Excerpt from a dataset:

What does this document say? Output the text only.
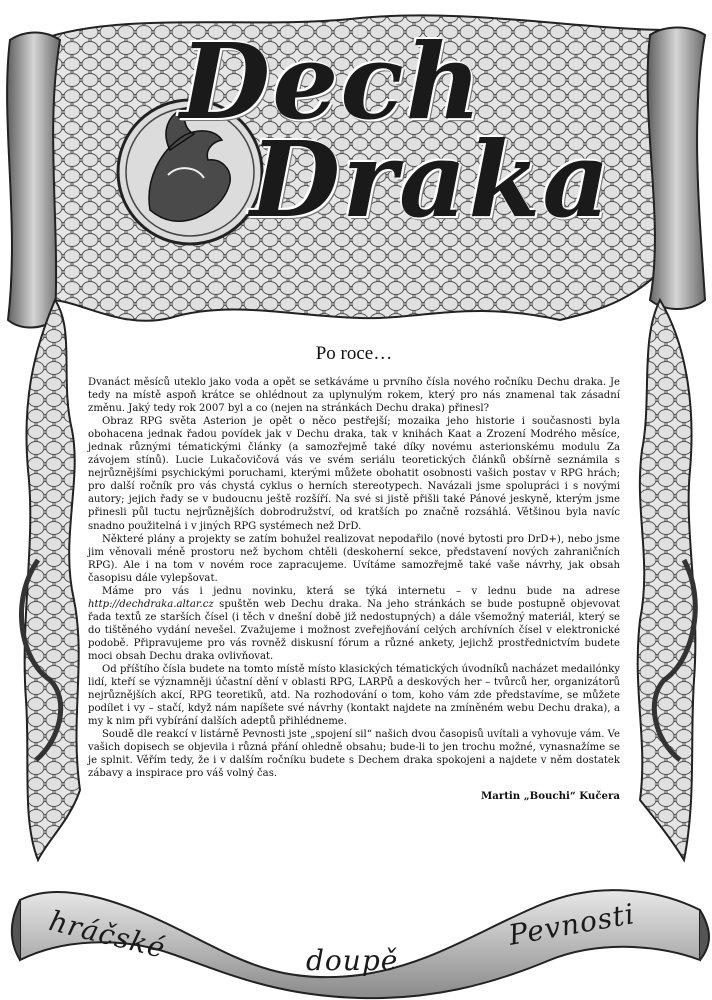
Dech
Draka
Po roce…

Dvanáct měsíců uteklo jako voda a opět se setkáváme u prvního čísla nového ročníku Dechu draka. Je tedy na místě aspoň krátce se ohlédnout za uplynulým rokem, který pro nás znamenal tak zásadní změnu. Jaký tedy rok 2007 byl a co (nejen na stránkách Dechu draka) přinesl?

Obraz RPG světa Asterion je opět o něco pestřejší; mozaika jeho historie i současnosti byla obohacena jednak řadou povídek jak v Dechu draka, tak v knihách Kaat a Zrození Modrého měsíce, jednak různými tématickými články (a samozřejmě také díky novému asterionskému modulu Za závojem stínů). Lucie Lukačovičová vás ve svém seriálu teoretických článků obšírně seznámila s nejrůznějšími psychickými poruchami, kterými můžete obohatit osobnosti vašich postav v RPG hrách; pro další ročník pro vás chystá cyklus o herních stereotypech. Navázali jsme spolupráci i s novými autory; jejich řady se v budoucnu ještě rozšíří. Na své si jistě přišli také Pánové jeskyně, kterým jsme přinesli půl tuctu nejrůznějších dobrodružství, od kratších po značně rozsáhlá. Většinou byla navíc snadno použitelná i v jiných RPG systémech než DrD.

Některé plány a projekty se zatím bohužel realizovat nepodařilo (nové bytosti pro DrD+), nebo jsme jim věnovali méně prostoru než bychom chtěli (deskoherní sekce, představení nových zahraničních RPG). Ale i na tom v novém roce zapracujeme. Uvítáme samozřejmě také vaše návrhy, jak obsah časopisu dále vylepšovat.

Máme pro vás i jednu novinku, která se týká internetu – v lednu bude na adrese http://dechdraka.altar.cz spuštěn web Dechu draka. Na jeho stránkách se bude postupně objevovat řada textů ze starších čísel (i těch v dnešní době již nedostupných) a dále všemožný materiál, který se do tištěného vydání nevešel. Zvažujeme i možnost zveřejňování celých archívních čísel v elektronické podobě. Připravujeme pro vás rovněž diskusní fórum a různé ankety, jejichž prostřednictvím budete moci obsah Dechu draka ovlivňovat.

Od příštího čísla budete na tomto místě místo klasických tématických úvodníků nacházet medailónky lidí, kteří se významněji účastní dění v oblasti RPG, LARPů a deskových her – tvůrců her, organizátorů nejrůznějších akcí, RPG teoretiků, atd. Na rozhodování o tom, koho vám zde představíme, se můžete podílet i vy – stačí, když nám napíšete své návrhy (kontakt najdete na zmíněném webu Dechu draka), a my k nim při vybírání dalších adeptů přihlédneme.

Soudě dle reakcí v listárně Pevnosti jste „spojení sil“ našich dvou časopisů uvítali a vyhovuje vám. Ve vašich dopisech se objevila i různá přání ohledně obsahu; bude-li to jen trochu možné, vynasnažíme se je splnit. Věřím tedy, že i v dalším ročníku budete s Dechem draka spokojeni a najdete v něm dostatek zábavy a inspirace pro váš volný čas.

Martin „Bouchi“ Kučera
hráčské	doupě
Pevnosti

---

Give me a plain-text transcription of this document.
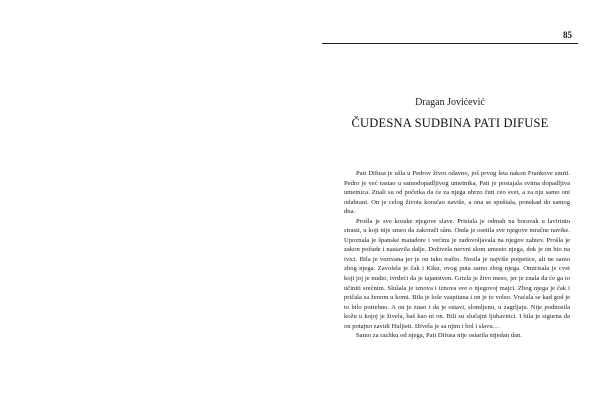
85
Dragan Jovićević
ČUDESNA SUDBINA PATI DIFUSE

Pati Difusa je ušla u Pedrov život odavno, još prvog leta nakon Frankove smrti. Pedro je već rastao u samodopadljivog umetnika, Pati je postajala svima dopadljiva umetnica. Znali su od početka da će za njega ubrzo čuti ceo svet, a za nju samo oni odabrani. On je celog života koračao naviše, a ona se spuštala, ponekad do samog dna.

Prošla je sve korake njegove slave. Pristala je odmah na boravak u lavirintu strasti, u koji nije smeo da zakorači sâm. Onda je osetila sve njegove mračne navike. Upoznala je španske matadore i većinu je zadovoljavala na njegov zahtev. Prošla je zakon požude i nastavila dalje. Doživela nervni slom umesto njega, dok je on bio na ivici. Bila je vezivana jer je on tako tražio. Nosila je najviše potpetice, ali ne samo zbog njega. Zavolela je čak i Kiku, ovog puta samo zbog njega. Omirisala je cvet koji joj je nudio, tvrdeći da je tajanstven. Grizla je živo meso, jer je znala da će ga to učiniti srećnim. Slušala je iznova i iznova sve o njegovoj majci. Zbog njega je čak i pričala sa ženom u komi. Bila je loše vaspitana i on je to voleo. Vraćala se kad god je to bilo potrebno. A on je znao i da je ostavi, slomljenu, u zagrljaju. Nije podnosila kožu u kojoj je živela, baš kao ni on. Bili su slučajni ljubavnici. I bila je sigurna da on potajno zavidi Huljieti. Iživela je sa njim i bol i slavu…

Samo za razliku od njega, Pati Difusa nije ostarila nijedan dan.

* * *

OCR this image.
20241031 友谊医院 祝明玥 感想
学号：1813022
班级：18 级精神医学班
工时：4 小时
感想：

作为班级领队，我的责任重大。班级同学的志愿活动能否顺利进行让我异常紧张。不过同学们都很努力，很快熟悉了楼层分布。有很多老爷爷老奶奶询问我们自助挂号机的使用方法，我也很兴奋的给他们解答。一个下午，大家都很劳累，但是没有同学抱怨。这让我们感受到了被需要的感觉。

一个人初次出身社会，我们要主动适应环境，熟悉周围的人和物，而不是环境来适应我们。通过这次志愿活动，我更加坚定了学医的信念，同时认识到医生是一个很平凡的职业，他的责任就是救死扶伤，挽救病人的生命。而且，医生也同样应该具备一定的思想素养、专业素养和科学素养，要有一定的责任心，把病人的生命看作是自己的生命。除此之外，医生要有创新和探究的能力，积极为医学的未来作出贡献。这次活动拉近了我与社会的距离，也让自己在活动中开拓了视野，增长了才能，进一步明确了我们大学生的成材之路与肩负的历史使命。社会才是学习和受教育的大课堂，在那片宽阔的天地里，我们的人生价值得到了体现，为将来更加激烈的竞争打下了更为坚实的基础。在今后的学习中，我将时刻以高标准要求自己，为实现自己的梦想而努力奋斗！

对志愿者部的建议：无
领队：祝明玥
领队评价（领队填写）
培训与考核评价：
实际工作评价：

◆ Exercise directions
Gather up, from the records above, each line where the word "najdete" appears.

◆ Output
Od příštího čísla budete na tomto místě místo klasických tématických úvodníků nacházet medailónky lidí, kteří se významněji účastní dění v oblasti RPG, LARPů a deskových her – tvůrců her, organizátorů nejrůznějších akcí, RPG teoretiků, atd. Na rozhodování o tom, koho vám zde představíme, se můžete podílet i vy – stačí, když nám napíšete své návrhy (kontakt najdete na zmíněném webu Dechu draka), a my k nim při vybírání dalších adeptů přihlédneme.
Soudě dle reakcí v listárně Pevnosti jste „spojení sil“ našich dvou časopisů uvítali a vyhovuje vám. Ve vašich dopisech se objevila i různá přání ohledně obsahu; bude-li to jen trochu možné, vynasnažíme se je splnit. Věřím tedy, že i v dalším ročníku budete s Dechem draka spokojeni a najdete v něm dostatek zábavy a inspirace pro váš volný čas.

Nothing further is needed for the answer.